Begin
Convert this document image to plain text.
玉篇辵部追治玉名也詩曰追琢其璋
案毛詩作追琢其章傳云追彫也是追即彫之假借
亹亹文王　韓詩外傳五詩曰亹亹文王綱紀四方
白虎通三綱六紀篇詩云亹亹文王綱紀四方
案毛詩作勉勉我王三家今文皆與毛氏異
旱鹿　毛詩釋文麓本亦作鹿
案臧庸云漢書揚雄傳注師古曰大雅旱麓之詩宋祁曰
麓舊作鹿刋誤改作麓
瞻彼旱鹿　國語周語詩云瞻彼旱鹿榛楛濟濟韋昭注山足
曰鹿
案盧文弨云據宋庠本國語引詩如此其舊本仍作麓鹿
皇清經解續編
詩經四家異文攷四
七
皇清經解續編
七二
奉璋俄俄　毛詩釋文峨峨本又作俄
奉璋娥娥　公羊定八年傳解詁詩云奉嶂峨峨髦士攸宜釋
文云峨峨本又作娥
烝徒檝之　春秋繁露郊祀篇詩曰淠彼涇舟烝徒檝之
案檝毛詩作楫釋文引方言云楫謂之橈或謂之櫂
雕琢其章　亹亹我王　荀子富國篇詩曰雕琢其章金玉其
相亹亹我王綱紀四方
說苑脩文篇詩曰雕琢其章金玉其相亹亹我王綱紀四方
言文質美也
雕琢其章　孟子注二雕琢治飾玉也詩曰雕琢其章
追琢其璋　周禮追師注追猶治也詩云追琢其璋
End
Written task:
Recopy the entries above exactly, with every line included.

Task result:
Convert this document image to plain text.
玉篇辵部追治玉名也詩曰追琢其璋
案毛詩作追琢其章傳云追彫也是追即彫之假借
亹亹文王　韓詩外傳五詩曰亹亹文王綱紀四方
白虎通三綱六紀篇詩云亹亹文王綱紀四方
案毛詩作勉勉我王三家今文皆與毛氏異
旱鹿　毛詩釋文麓本亦作鹿
案臧庸云漢書揚雄傳注師古曰大雅旱麓之詩宋祁曰
麓舊作鹿刋誤改作麓
瞻彼旱鹿　國語周語詩云瞻彼旱鹿榛楛濟濟韋昭注山足
曰鹿
案盧文弨云據宋庠本國語引詩如此其舊本仍作麓鹿
皇清經解續編
詩經四家異文攷四
七
皇清經解續編
七二
奉璋俄俄　毛詩釋文峨峨本又作俄
奉璋娥娥　公羊定八年傳解詁詩云奉嶂峨峨髦士攸宜釋
文云峨峨本又作娥
烝徒檝之　春秋繁露郊祀篇詩曰淠彼涇舟烝徒檝之
案檝毛詩作楫釋文引方言云楫謂之橈或謂之櫂
雕琢其章　亹亹我王　荀子富國篇詩曰雕琢其章金玉其
相亹亹我王綱紀四方
說苑脩文篇詩曰雕琢其章金玉其相亹亹我王綱紀四方
言文質美也
雕琢其章　孟子注二雕琢治飾玉也詩曰雕琢其章
追琢其璋　周禮追師注追猶治也詩云追琢其璋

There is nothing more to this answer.